§ **Written request**
Retype the listing that follows, exactly as written.

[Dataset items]
-- Start --

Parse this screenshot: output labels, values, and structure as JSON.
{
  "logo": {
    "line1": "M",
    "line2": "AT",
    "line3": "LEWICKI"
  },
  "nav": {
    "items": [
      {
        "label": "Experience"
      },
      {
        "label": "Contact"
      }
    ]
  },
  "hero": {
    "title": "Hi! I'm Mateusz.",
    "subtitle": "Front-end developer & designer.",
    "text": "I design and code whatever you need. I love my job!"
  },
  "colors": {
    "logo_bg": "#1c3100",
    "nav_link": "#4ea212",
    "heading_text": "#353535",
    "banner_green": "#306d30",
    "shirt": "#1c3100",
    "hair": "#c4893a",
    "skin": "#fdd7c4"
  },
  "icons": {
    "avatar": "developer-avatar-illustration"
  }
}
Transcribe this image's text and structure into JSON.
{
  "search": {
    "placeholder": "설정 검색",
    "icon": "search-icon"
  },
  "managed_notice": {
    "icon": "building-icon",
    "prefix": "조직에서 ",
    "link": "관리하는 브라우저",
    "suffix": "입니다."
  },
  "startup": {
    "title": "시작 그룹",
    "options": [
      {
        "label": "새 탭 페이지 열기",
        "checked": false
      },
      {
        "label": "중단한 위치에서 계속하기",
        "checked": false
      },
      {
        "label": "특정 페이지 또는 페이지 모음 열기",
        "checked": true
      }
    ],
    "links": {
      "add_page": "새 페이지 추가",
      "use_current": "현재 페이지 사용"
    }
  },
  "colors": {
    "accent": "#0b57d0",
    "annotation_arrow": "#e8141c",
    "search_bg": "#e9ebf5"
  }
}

-- End --

§ **Result below**
Parse this screenshot: output labels, values, and structure as JSON.
{
  "logo": {
    "line1": "M",
    "line2": "AT",
    "line3": "LEWICKI"
  },
  "nav": {
    "items": [
      {
        "label": "Experience"
      },
      {
        "label": "Contact"
      }
    ]
  },
  "hero": {
    "title": "Hi! I'm Mateusz.",
    "subtitle": "Front-end developer & designer.",
    "text": "I design and code whatever you need. I love my job!"
  },
  "colors": {
    "logo_bg": "#1c3100",
    "nav_link": "#4ea212",
    "heading_text": "#353535",
    "banner_green": "#306d30",
    "shirt": "#1c3100",
    "hair": "#c4893a",
    "skin": "#fdd7c4"
  },
  "icons": {
    "avatar": "developer-avatar-illustration"
  }
}
Transcribe this image's text and structure into JSON.
{
  "search": {
    "placeholder": "설정 검색",
    "icon": "search-icon"
  },
  "managed_notice": {
    "icon": "building-icon",
    "prefix": "조직에서 ",
    "link": "관리하는 브라우저",
    "suffix": "입니다."
  },
  "startup": {
    "title": "시작 그룹",
    "options": [
      {
        "label": "새 탭 페이지 열기",
        "checked": false
      },
      {
        "label": "중단한 위치에서 계속하기",
        "checked": false
      },
      {
        "label": "특정 페이지 또는 페이지 모음 열기",
        "checked": true
      }
    ],
    "links": {
      "add_page": "새 페이지 추가",
      "use_current": "현재 페이지 사용"
    }
  },
  "colors": {
    "accent": "#0b57d0",
    "annotation_arrow": "#e8141c",
    "search_bg": "#e9ebf5"
  }
}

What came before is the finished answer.